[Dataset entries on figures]
+===+

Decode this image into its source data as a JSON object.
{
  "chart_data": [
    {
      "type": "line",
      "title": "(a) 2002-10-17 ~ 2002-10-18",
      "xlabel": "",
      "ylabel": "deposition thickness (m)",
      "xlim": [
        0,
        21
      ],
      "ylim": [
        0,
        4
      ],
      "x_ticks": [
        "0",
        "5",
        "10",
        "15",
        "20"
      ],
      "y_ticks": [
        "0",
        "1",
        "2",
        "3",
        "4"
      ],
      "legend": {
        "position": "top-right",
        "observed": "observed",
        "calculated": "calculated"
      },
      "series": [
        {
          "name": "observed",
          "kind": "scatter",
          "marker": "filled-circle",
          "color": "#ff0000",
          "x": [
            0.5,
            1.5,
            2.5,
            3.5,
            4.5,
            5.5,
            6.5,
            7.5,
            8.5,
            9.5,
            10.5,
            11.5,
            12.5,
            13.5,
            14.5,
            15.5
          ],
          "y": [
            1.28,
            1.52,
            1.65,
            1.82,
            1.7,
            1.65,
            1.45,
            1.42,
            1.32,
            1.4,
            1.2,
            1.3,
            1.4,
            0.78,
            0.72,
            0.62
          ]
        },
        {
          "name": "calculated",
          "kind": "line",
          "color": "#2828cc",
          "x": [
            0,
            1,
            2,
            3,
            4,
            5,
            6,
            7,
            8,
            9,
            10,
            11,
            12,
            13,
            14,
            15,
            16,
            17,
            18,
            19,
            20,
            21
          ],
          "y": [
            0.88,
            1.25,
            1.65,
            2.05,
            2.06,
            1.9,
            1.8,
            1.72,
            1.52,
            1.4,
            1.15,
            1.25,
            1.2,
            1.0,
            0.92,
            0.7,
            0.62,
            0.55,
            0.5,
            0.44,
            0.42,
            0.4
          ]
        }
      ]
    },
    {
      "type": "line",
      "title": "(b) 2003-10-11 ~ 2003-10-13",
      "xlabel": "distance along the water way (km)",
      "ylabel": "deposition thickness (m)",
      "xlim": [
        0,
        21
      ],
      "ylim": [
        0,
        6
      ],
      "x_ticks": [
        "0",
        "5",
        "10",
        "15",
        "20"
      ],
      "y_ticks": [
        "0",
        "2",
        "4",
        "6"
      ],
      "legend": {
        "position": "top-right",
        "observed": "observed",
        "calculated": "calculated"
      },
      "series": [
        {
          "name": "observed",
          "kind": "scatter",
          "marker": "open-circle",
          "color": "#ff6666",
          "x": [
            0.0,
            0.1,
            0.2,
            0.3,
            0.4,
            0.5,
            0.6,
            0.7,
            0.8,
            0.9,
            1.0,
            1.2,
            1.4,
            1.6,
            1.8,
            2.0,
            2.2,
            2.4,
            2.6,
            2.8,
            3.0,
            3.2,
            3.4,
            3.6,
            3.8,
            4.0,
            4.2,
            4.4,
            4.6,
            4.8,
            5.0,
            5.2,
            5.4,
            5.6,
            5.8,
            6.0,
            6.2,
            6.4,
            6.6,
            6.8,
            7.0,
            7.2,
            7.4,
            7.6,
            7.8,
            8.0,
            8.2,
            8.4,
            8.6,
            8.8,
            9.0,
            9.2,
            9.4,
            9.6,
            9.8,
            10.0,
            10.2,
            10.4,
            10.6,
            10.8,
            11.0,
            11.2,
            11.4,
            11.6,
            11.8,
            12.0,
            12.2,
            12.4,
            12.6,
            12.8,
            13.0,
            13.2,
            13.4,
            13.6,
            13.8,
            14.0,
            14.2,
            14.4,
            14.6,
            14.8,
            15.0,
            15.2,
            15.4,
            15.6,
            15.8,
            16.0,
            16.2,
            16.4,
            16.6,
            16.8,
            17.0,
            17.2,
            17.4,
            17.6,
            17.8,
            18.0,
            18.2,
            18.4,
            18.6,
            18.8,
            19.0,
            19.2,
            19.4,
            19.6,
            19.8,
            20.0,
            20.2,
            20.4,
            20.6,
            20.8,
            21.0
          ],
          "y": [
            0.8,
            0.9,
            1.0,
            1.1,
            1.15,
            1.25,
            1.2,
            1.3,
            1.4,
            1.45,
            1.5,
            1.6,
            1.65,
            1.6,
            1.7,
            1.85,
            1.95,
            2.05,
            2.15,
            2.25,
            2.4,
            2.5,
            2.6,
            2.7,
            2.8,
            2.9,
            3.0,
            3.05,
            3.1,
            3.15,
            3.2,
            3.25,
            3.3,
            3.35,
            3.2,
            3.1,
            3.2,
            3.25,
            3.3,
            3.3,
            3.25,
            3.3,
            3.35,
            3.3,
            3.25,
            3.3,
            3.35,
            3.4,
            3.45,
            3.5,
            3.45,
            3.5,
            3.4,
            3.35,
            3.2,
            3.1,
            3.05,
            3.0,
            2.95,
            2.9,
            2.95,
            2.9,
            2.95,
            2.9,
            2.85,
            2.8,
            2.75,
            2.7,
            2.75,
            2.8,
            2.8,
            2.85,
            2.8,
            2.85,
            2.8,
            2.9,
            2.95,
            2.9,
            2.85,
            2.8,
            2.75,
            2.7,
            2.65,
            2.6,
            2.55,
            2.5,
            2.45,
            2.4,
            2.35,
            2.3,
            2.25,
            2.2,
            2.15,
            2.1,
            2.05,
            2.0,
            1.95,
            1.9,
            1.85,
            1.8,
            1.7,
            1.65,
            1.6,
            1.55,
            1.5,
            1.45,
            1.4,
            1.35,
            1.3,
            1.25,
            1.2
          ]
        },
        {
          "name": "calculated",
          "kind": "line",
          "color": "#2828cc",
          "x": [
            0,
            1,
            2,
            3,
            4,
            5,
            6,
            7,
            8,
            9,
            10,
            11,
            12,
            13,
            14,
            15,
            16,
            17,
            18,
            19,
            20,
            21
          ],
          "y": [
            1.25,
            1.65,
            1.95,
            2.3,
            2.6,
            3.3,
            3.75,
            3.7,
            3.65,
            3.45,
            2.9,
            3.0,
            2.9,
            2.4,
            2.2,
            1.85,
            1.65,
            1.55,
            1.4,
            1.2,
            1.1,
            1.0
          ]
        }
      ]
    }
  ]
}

+===+

# The request
All of the lines above need to be given again exactly.

# Expected answer
Decode this image into its source data as a JSON object.
{
  "chart_data": [
    {
      "type": "line",
      "title": "(a) 2002-10-17 ~ 2002-10-18",
      "xlabel": "",
      "ylabel": "deposition thickness (m)",
      "xlim": [
        0,
        21
      ],
      "ylim": [
        0,
        4
      ],
      "x_ticks": [
        "0",
        "5",
        "10",
        "15",
        "20"
      ],
      "y_ticks": [
        "0",
        "1",
        "2",
        "3",
        "4"
      ],
      "legend": {
        "position": "top-right",
        "observed": "observed",
        "calculated": "calculated"
      },
      "series": [
        {
          "name": "observed",
          "kind": "scatter",
          "marker": "filled-circle",
          "color": "#ff0000",
          "x": [
            0.5,
            1.5,
            2.5,
            3.5,
            4.5,
            5.5,
            6.5,
            7.5,
            8.5,
            9.5,
            10.5,
            11.5,
            12.5,
            13.5,
            14.5,
            15.5
          ],
          "y": [
            1.28,
            1.52,
            1.65,
            1.82,
            1.7,
            1.65,
            1.45,
            1.42,
            1.32,
            1.4,
            1.2,
            1.3,
            1.4,
            0.78,
            0.72,
            0.62
          ]
        },
        {
          "name": "calculated",
          "kind": "line",
          "color": "#2828cc",
          "x": [
            0,
            1,
            2,
            3,
            4,
            5,
            6,
            7,
            8,
            9,
            10,
            11,
            12,
            13,
            14,
            15,
            16,
            17,
            18,
            19,
            20,
            21
          ],
          "y": [
            0.88,
            1.25,
            1.65,
            2.05,
            2.06,
            1.9,
            1.8,
            1.72,
            1.52,
            1.4,
            1.15,
            1.25,
            1.2,
            1.0,
            0.92,
            0.7,
            0.62,
            0.55,
            0.5,
            0.44,
            0.42,
            0.4
          ]
        }
      ]
    },
    {
      "type": "line",
      "title": "(b) 2003-10-11 ~ 2003-10-13",
      "xlabel": "distance along the water way (km)",
      "ylabel": "deposition thickness (m)",
      "xlim": [
        0,
        21
      ],
      "ylim": [
        0,
        6
      ],
      "x_ticks": [
        "0",
        "5",
        "10",
        "15",
        "20"
      ],
      "y_ticks": [
        "0",
        "2",
        "4",
        "6"
      ],
      "legend": {
        "position": "top-right",
        "observed": "observed",
        "calculated": "calculated"
      },
      "series": [
        {
          "name": "observed",
          "kind": "scatter",
          "marker": "open-circle",
          "color": "#ff6666",
          "x": [
            0.0,
            0.1,
            0.2,
            0.3,
            0.4,
            0.5,
            0.6,
            0.7,
            0.8,
            0.9,
            1.0,
            1.2,
            1.4,
            1.6,
            1.8,
            2.0,
            2.2,
            2.4,
            2.6,
            2.8,
            3.0,
            3.2,
            3.4,
            3.6,
            3.8,
            4.0,
            4.2,
            4.4,
            4.6,
            4.8,
            5.0,
            5.2,
            5.4,
            5.6,
            5.8,
            6.0,
            6.2,
            6.4,
            6.6,
            6.8,
            7.0,
            7.2,
            7.4,
            7.6,
            7.8,
            8.0,
            8.2,
            8.4,
            8.6,
            8.8,
            9.0,
            9.2,
            9.4,
            9.6,
            9.8,
            10.0,
            10.2,
            10.4,
            10.6,
            10.8,
            11.0,
            11.2,
            11.4,
            11.6,
            11.8,
            12.0,
            12.2,
            12.4,
            12.6,
            12.8,
            13.0,
            13.2,
            13.4,
            13.6,
            13.8,
            14.0,
            14.2,
            14.4,
            14.6,
            14.8,
            15.0,
            15.2,
            15.4,
            15.6,
            15.8,
            16.0,
            16.2,
            16.4,
            16.6,
            16.8,
            17.0,
            17.2,
            17.4,
            17.6,
            17.8,
            18.0,
            18.2,
            18.4,
            18.6,
            18.8,
            19.0,
            19.2,
            19.4,
            19.6,
            19.8,
            20.0,
            20.2,
            20.4,
            20.6,
            20.8,
            21.0
          ],
          "y": [
            0.8,
            0.9,
            1.0,
            1.1,
            1.15,
            1.25,
            1.2,
            1.3,
            1.4,
            1.45,
            1.5,
            1.6,
            1.65,
            1.6,
            1.7,
            1.85,
            1.95,
            2.05,
            2.15,
            2.25,
            2.4,
            2.5,
            2.6,
            2.7,
            2.8,
            2.9,
            3.0,
            3.05,
            3.1,
            3.15,
            3.2,
            3.25,
            3.3,
            3.35,
            3.2,
            3.1,
            3.2,
            3.25,
            3.3,
            3.3,
            3.25,
            3.3,
            3.35,
            3.3,
            3.25,
            3.3,
            3.35,
            3.4,
            3.45,
            3.5,
            3.45,
            3.5,
            3.4,
            3.35,
            3.2,
            3.1,
            3.05,
            3.0,
            2.95,
            2.9,
            2.95,
            2.9,
            2.95,
            2.9,
            2.85,
            2.8,
            2.75,
            2.7,
            2.75,
            2.8,
            2.8,
            2.85,
            2.8,
            2.85,
            2.8,
            2.9,
            2.95,
            2.9,
            2.85,
            2.8,
            2.75,
            2.7,
            2.65,
            2.6,
            2.55,
            2.5,
            2.45,
            2.4,
            2.35,
            2.3,
            2.25,
            2.2,
            2.15,
            2.1,
            2.05,
            2.0,
            1.95,
            1.9,
            1.85,
            1.8,
            1.7,
            1.65,
            1.6,
            1.55,
            1.5,
            1.45,
            1.4,
            1.35,
            1.3,
            1.25,
            1.2
          ]
        },
        {
          "name": "calculated",
          "kind": "line",
          "color": "#2828cc",
          "x": [
            0,
            1,
            2,
            3,
            4,
            5,
            6,
            7,
            8,
            9,
            10,
            11,
            12,
            13,
            14,
            15,
            16,
            17,
            18,
            19,
            20,
            21
          ],
          "y": [
            1.25,
            1.65,
            1.95,
            2.3,
            2.6,
            3.3,
            3.75,
            3.7,
            3.65,
            3.45,
            2.9,
            3.0,
            2.9,
            2.4,
            2.2,
            1.85,
            1.65,
            1.55,
            1.4,
            1.2,
            1.1,
            1.0
          ]
        }
      ]
    }
  ]
}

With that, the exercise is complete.